__Aim__: Make an exact copy of the data below, leaving out every picture.

__Supplied information__:
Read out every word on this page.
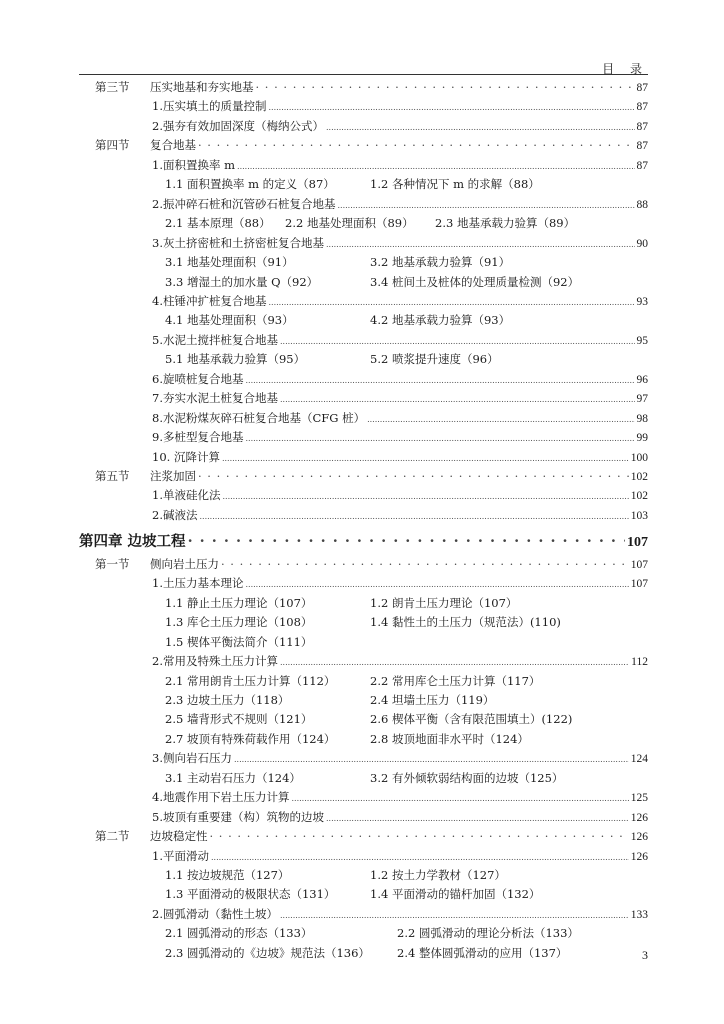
目 录
第三节 压实地基和夯实地基 · · ·	87
1.压实填土的质量控制 .....	87
2.强夯有效加固深度（梅纳公式） .....	87
第四节 复合地基 · · ·	87
1.面积置换率 m .....	87
1.1 面积置换率 m 的定义（87）	1.2 各种情况下 m 的求解（88）
2.振冲碎石桩和沉管砂石桩复合地基 .....	88
2.1 基本原理（88） 2.2 地基处理面积（89） 2.3 地基承载力验算（89）
3.灰土挤密桩和土挤密桩复合地基 .....	90
3.1 地基处理面积（91）	3.2 地基承载力验算（91）
3.3 增湿土的加水量 Q（92）	3.4 桩间土及桩体的处理质量检测（92）
4.柱锤冲扩桩复合地基 .....	93
4.1 地基处理面积（93）	4.2 地基承载力验算（93）
5.水泥土搅拌桩复合地基 .....	95
5.1 地基承载力验算（95）	5.2 喷浆提升速度（96）
6.旋喷桩复合地基 .....	96
7.夯实水泥土桩复合地基 .....	97
8.水泥粉煤灰碎石桩复合地基（CFG 桩） .....	98
9.多桩型复合地基 .....	99
10. 沉降计算 .....	100
第五节 注浆加固 · · ·	102
1.单液硅化法 .....	102
2.碱液法 .....	103
第四章 边坡工程 · · ·	107
第一节 侧向岩土压力 · · ·	107
1.土压力基本理论 .....	107
1.1 静止土压力理论（107）	1.2 朗肯土压力理论（107）
1.3 库仑土压力理论（108）	1.4 黏性土的土压力（规范法）(110)
1.5 楔体平衡法简介（111）
2.常用及特殊土压力计算 .....	112
2.1 常用朗肯土压力计算（112）	2.2 常用库仑土压力计算（117）
2.3 边坡土压力（118）	2.4 坦墙土压力（119）
2.5 墙背形式不规则（121）	2.6 楔体平衡（含有限范围填土）(122)
2.7 坡顶有特殊荷载作用（124）	2.8 坡顶地面非水平时（124）
3.侧向岩石压力 .....	124
3.1 主动岩石压力（124）	3.2 有外倾软弱结构面的边坡（125）
4.地震作用下岩土压力计算 .....	125
5.坡顶有重要建（构）筑物的边坡 .....	126
第二节 边坡稳定性 · · ·	126
1.平面滑动 .....	126
1.1 按边坡规范（127）	1.2 按土力学教材（127）
1.3 平面滑动的极限状态（131）	1.4 平面滑动的锚杆加固（132）
2.圆弧滑动（黏性土坡） .....	133
2.1 圆弧滑动的形态（133）	2.2 圆弧滑动的理论分析法（133）
2.3 圆弧滑动的《边坡》规范法（136） 2.4 整体圆弧滑动的应用（137）	3
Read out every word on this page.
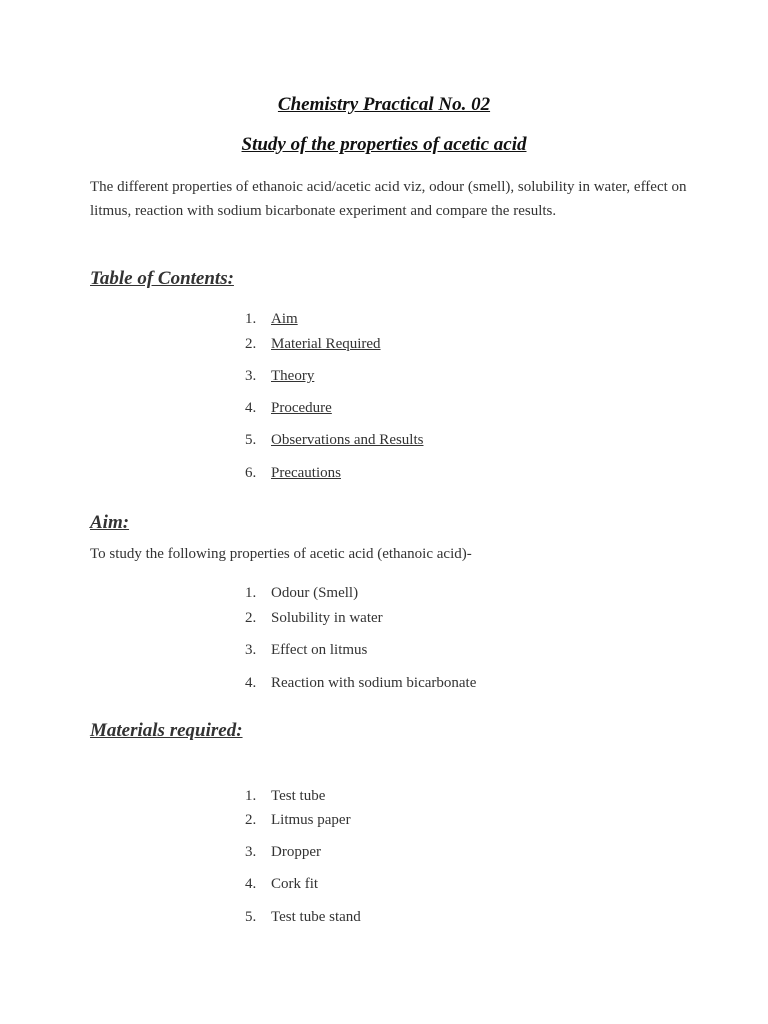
Chemistry Practical No. 02
Study of the properties of acetic acid

The different properties of ethanoic acid/acetic acid viz, odour (smell), solubility in water, effect on litmus, reaction with sodium bicarbonate experiment and compare the results.

Table of Contents:
1. Aim
2. Material Required
3. Theory
4. Procedure
5. Observations and Results
6. Precautions
Aim:

To study the following properties of acetic acid (ethanoic acid)-

1. Odour (Smell)
2. Solubility in water
3. Effect on litmus
4. Reaction with sodium bicarbonate
Materials required:
1. Test tube
2. Litmus paper
3. Dropper
4. Cork fit
5. Test tube stand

__Finished task__:
Read out every word on this page.
目 录
第三节 压实地基和夯实地基 · · ·	87
1.压实填土的质量控制 .....	87
2.强夯有效加固深度（梅纳公式） .....	87
第四节 复合地基 · · ·	87
1.面积置换率 m .....	87
1.1 面积置换率 m 的定义（87）	1.2 各种情况下 m 的求解（88）
2.振冲碎石桩和沉管砂石桩复合地基 .....	88
2.1 基本原理（88） 2.2 地基处理面积（89） 2.3 地基承载力验算（89）
3.灰土挤密桩和土挤密桩复合地基 .....	90
3.1 地基处理面积（91）	3.2 地基承载力验算（91）
3.3 增湿土的加水量 Q（92）	3.4 桩间土及桩体的处理质量检测（92）
4.柱锤冲扩桩复合地基 .....	93
4.1 地基处理面积（93）	4.2 地基承载力验算（93）
5.水泥土搅拌桩复合地基 .....	95
5.1 地基承载力验算（95）	5.2 喷浆提升速度（96）
6.旋喷桩复合地基 .....	96
7.夯实水泥土桩复合地基 .....	97
8.水泥粉煤灰碎石桩复合地基（CFG 桩） .....	98
9.多桩型复合地基 .....	99
10. 沉降计算 .....	100
第五节 注浆加固 · · ·	102
1.单液硅化法 .....	102
2.碱液法 .....	103
第四章 边坡工程 · · ·	107
第一节 侧向岩土压力 · · ·	107
1.土压力基本理论 .....	107
1.1 静止土压力理论（107）	1.2 朗肯土压力理论（107）
1.3 库仑土压力理论（108）	1.4 黏性土的土压力（规范法）(110)
1.5 楔体平衡法简介（111）
2.常用及特殊土压力计算 .....	112
2.1 常用朗肯土压力计算（112）	2.2 常用库仑土压力计算（117）
2.3 边坡土压力（118）	2.4 坦墙土压力（119）
2.5 墙背形式不规则（121）	2.6 楔体平衡（含有限范围填土）(122)
2.7 坡顶有特殊荷载作用（124）	2.8 坡顶地面非水平时（124）
3.侧向岩石压力 .....	124
3.1 主动岩石压力（124）	3.2 有外倾软弱结构面的边坡（125）
4.地震作用下岩土压力计算 .....	125
5.坡顶有重要建（构）筑物的边坡 .....	126
第二节 边坡稳定性 · · ·	126
1.平面滑动 .....	126
1.1 按边坡规范（127）	1.2 按土力学教材（127）
1.3 平面滑动的极限状态（131）	1.4 平面滑动的锚杆加固（132）
2.圆弧滑动（黏性土坡） .....	133
2.1 圆弧滑动的形态（133）	2.2 圆弧滑动的理论分析法（133）
2.3 圆弧滑动的《边坡》规范法（136） 2.4 整体圆弧滑动的应用（137）	3
Read out every word on this page.
Chemistry Practical No. 02
Study of the properties of acetic acid

The different properties of ethanoic acid/acetic acid viz, odour (smell), solubility in water, effect on litmus, reaction with sodium bicarbonate experiment and compare the results.

Table of Contents:
1. Aim
2. Material Required
3. Theory
4. Procedure
5. Observations and Results
6. Precautions
Aim:

To study the following properties of acetic acid (ethanoic acid)-

1. Odour (Smell)
2. Solubility in water
3. Effect on litmus
4. Reaction with sodium bicarbonate
Materials required:
1. Test tube
2. Litmus paper
3. Dropper
4. Cork fit
5. Test tube stand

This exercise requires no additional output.